◆ Given problem
The entries below are to be transcribed in full, without their images.

◆ Data listing
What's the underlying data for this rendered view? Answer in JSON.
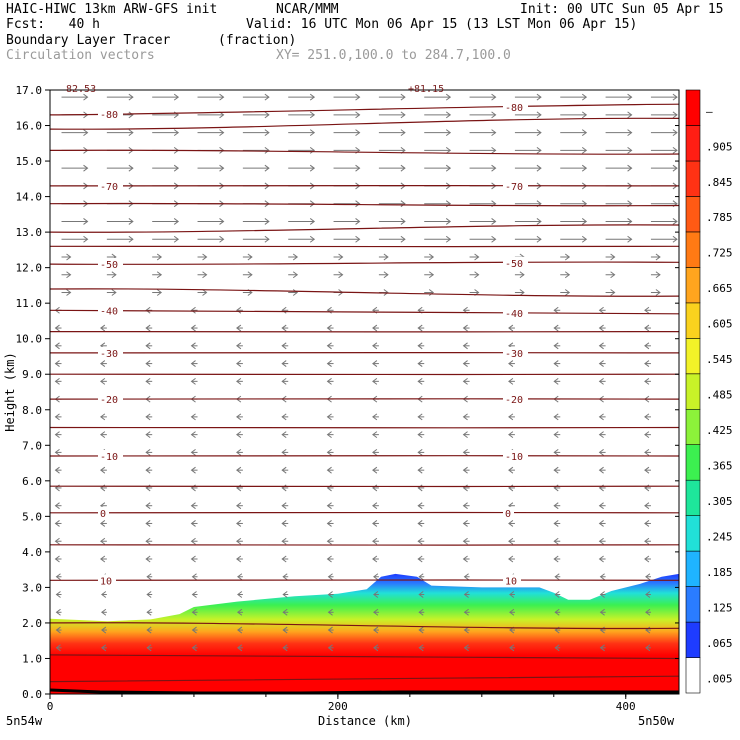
{
  "header": {
    "model": "HAIC-HIWC 13km ARW-GFS init",
    "org": "NCAR/MMM",
    "init": "Init: 00 UTC Sun 05 Apr 15",
    "fcst": "Fcst:   40 h",
    "valid": "Valid: 16 UTC Mon 06 Apr 15 (13 LST Mon 06 Apr 15)",
    "field": "Boundary Layer Tracer",
    "units": "(fraction)",
    "vectors": "Circulation vectors",
    "xy": "XY= 251.0,100.0 to 284.7,100.0"
  },
  "chart_data": {
    "type": "heatmap",
    "xlabel": "Distance (km)",
    "ylabel": "Height (km)",
    "xlim": [
      0,
      437
    ],
    "ylim": [
      0,
      17
    ],
    "x_ticks": [
      "0",
      "200",
      "400"
    ],
    "x_tick_values": [
      0,
      200,
      400
    ],
    "y_ticks": [
      "0.0",
      "1.0",
      "2.0",
      "3.0",
      "4.0",
      "5.0",
      "6.0",
      "7.0",
      "8.0",
      "9.0",
      "10.0",
      "11.0",
      "12.0",
      "13.0",
      "14.0",
      "15.0",
      "16.0",
      "17.0"
    ],
    "y_tick_values": [
      0,
      1,
      2,
      3,
      4,
      5,
      6,
      7,
      8,
      9,
      10,
      11,
      12,
      13,
      14,
      15,
      16,
      17
    ],
    "left_endpoint_label": "5n54w",
    "right_endpoint_label": "5n50w",
    "colorbar": {
      "labels": [
        ".005",
        ".065",
        ".125",
        ".185",
        ".245",
        ".305",
        ".365",
        ".425",
        ".485",
        ".545",
        ".605",
        ".665",
        ".725",
        ".785",
        ".845",
        ".905",
        "–"
      ],
      "colors": [
        "#ffffff",
        "#1e3cff",
        "#2a7cff",
        "#1fb4ff",
        "#21e0d8",
        "#1ee69b",
        "#3cf050",
        "#8cf23a",
        "#c8f228",
        "#f2f228",
        "#fad21e",
        "#ffa51e",
        "#ff7a14",
        "#ff5a14",
        "#ff3214",
        "#ff1e14",
        "#ff0000"
      ]
    },
    "tracer_top_km": [
      [
        0,
        2.12
      ],
      [
        40,
        2.05
      ],
      [
        70,
        2.1
      ],
      [
        90,
        2.25
      ],
      [
        100,
        2.45
      ],
      [
        130,
        2.6
      ],
      [
        170,
        2.75
      ],
      [
        200,
        2.82
      ],
      [
        220,
        2.95
      ],
      [
        230,
        3.3
      ],
      [
        240,
        3.38
      ],
      [
        255,
        3.3
      ],
      [
        265,
        3.05
      ],
      [
        300,
        3.0
      ],
      [
        340,
        3.0
      ],
      [
        350,
        2.85
      ],
      [
        360,
        2.65
      ],
      [
        375,
        2.65
      ],
      [
        390,
        2.9
      ],
      [
        410,
        3.1
      ],
      [
        425,
        3.3
      ],
      [
        437,
        3.38
      ]
    ],
    "contours": [
      {
        "label": "-80",
        "y0": 16.3,
        "y1": 16.6
      },
      {
        "label": "",
        "y0": 15.9,
        "y1": 16.2
      },
      {
        "label": "",
        "y0": 15.3,
        "y1": 15.2
      },
      {
        "label": "-70",
        "y0": 14.3,
        "y1": 14.3
      },
      {
        "label": "",
        "y0": 13.8,
        "y1": 13.75
      },
      {
        "label": "",
        "y0": 13.0,
        "y1": 13.2
      },
      {
        "label": "",
        "y0": 12.6,
        "y1": 12.6
      },
      {
        "label": "-50",
        "y0": 12.1,
        "y1": 12.15
      },
      {
        "label": "",
        "y0": 11.4,
        "y1": 11.2
      },
      {
        "label": "-40",
        "y0": 10.8,
        "y1": 10.7
      },
      {
        "label": "",
        "y0": 10.2,
        "y1": 10.2
      },
      {
        "label": "-30",
        "y0": 9.6,
        "y1": 9.6
      },
      {
        "label": "",
        "y0": 9.0,
        "y1": 9.0
      },
      {
        "label": "-20",
        "y0": 8.3,
        "y1": 8.3
      },
      {
        "label": "",
        "y0": 7.5,
        "y1": 7.5
      },
      {
        "label": "-10",
        "y0": 6.7,
        "y1": 6.7
      },
      {
        "label": "",
        "y0": 5.85,
        "y1": 5.85
      },
      {
        "label": "0",
        "y0": 5.1,
        "y1": 5.1
      },
      {
        "label": "",
        "y0": 4.2,
        "y1": 4.2
      },
      {
        "label": "10",
        "y0": 3.2,
        "y1": 3.2
      },
      {
        "label": "",
        "y0": 2.0,
        "y1": 1.85
      },
      {
        "label": "",
        "y0": 1.1,
        "y1": 1.0
      },
      {
        "label": "",
        "y0": 0.35,
        "y1": 0.5
      }
    ],
    "annotations": [
      "82.53",
      "+81.15"
    ]
  }
}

◆ Finished task
What's the underlying data for this rendered view? Answer in JSON.
{
  "header": {
    "model": "HAIC-HIWC 13km ARW-GFS init",
    "org": "NCAR/MMM",
    "init": "Init: 00 UTC Sun 05 Apr 15",
    "fcst": "Fcst:   40 h",
    "valid": "Valid: 16 UTC Mon 06 Apr 15 (13 LST Mon 06 Apr 15)",
    "field": "Boundary Layer Tracer",
    "units": "(fraction)",
    "vectors": "Circulation vectors",
    "xy": "XY= 251.0,100.0 to 284.7,100.0"
  },
  "chart_data": {
    "type": "heatmap",
    "xlabel": "Distance (km)",
    "ylabel": "Height (km)",
    "xlim": [
      0,
      437
    ],
    "ylim": [
      0,
      17
    ],
    "x_ticks": [
      "0",
      "200",
      "400"
    ],
    "x_tick_values": [
      0,
      200,
      400
    ],
    "y_ticks": [
      "0.0",
      "1.0",
      "2.0",
      "3.0",
      "4.0",
      "5.0",
      "6.0",
      "7.0",
      "8.0",
      "9.0",
      "10.0",
      "11.0",
      "12.0",
      "13.0",
      "14.0",
      "15.0",
      "16.0",
      "17.0"
    ],
    "y_tick_values": [
      0,
      1,
      2,
      3,
      4,
      5,
      6,
      7,
      8,
      9,
      10,
      11,
      12,
      13,
      14,
      15,
      16,
      17
    ],
    "left_endpoint_label": "5n54w",
    "right_endpoint_label": "5n50w",
    "colorbar": {
      "labels": [
        ".005",
        ".065",
        ".125",
        ".185",
        ".245",
        ".305",
        ".365",
        ".425",
        ".485",
        ".545",
        ".605",
        ".665",
        ".725",
        ".785",
        ".845",
        ".905",
        "–"
      ],
      "colors": [
        "#ffffff",
        "#1e3cff",
        "#2a7cff",
        "#1fb4ff",
        "#21e0d8",
        "#1ee69b",
        "#3cf050",
        "#8cf23a",
        "#c8f228",
        "#f2f228",
        "#fad21e",
        "#ffa51e",
        "#ff7a14",
        "#ff5a14",
        "#ff3214",
        "#ff1e14",
        "#ff0000"
      ]
    },
    "tracer_top_km": [
      [
        0,
        2.12
      ],
      [
        40,
        2.05
      ],
      [
        70,
        2.1
      ],
      [
        90,
        2.25
      ],
      [
        100,
        2.45
      ],
      [
        130,
        2.6
      ],
      [
        170,
        2.75
      ],
      [
        200,
        2.82
      ],
      [
        220,
        2.95
      ],
      [
        230,
        3.3
      ],
      [
        240,
        3.38
      ],
      [
        255,
        3.3
      ],
      [
        265,
        3.05
      ],
      [
        300,
        3.0
      ],
      [
        340,
        3.0
      ],
      [
        350,
        2.85
      ],
      [
        360,
        2.65
      ],
      [
        375,
        2.65
      ],
      [
        390,
        2.9
      ],
      [
        410,
        3.1
      ],
      [
        425,
        3.3
      ],
      [
        437,
        3.38
      ]
    ],
    "contours": [
      {
        "label": "-80",
        "y0": 16.3,
        "y1": 16.6
      },
      {
        "label": "",
        "y0": 15.9,
        "y1": 16.2
      },
      {
        "label": "",
        "y0": 15.3,
        "y1": 15.2
      },
      {
        "label": "-70",
        "y0": 14.3,
        "y1": 14.3
      },
      {
        "label": "",
        "y0": 13.8,
        "y1": 13.75
      },
      {
        "label": "",
        "y0": 13.0,
        "y1": 13.2
      },
      {
        "label": "",
        "y0": 12.6,
        "y1": 12.6
      },
      {
        "label": "-50",
        "y0": 12.1,
        "y1": 12.15
      },
      {
        "label": "",
        "y0": 11.4,
        "y1": 11.2
      },
      {
        "label": "-40",
        "y0": 10.8,
        "y1": 10.7
      },
      {
        "label": "",
        "y0": 10.2,
        "y1": 10.2
      },
      {
        "label": "-30",
        "y0": 9.6,
        "y1": 9.6
      },
      {
        "label": "",
        "y0": 9.0,
        "y1": 9.0
      },
      {
        "label": "-20",
        "y0": 8.3,
        "y1": 8.3
      },
      {
        "label": "",
        "y0": 7.5,
        "y1": 7.5
      },
      {
        "label": "-10",
        "y0": 6.7,
        "y1": 6.7
      },
      {
        "label": "",
        "y0": 5.85,
        "y1": 5.85
      },
      {
        "label": "0",
        "y0": 5.1,
        "y1": 5.1
      },
      {
        "label": "",
        "y0": 4.2,
        "y1": 4.2
      },
      {
        "label": "10",
        "y0": 3.2,
        "y1": 3.2
      },
      {
        "label": "",
        "y0": 2.0,
        "y1": 1.85
      },
      {
        "label": "",
        "y0": 1.1,
        "y1": 1.0
      },
      {
        "label": "",
        "y0": 0.35,
        "y1": 0.5
      }
    ],
    "annotations": [
      "82.53",
      "+81.15"
    ]
  }
}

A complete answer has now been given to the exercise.